--- begin ---
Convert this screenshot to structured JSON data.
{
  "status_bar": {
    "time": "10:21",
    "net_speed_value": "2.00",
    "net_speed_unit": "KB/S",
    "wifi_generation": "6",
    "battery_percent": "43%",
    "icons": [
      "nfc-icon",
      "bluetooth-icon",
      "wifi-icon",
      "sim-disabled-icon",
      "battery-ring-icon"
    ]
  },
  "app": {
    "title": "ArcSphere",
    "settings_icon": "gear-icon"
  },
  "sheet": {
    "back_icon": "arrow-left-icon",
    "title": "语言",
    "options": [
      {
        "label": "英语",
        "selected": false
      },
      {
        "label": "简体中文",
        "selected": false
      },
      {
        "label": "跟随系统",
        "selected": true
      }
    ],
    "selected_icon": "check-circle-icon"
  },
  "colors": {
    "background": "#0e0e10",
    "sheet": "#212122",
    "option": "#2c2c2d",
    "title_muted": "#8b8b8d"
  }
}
--- end ---
- [SHORT PROBLEM]
The records above should all be quoted exactly, please.

- [FULL SOLUTION]
Convert this screenshot to structured JSON data.
{
  "status_bar": {
    "time": "10:21",
    "net_speed_value": "2.00",
    "net_speed_unit": "KB/S",
    "wifi_generation": "6",
    "battery_percent": "43%",
    "icons": [
      "nfc-icon",
      "bluetooth-icon",
      "wifi-icon",
      "sim-disabled-icon",
      "battery-ring-icon"
    ]
  },
  "app": {
    "title": "ArcSphere",
    "settings_icon": "gear-icon"
  },
  "sheet": {
    "back_icon": "arrow-left-icon",
    "title": "语言",
    "options": [
      {
        "label": "英语",
        "selected": false
      },
      {
        "label": "简体中文",
        "selected": false
      },
      {
        "label": "跟随系统",
        "selected": true
      }
    ],
    "selected_icon": "check-circle-icon"
  },
  "colors": {
    "background": "#0e0e10",
    "sheet": "#212122",
    "option": "#2c2c2d",
    "title_muted": "#8b8b8d"
  }
}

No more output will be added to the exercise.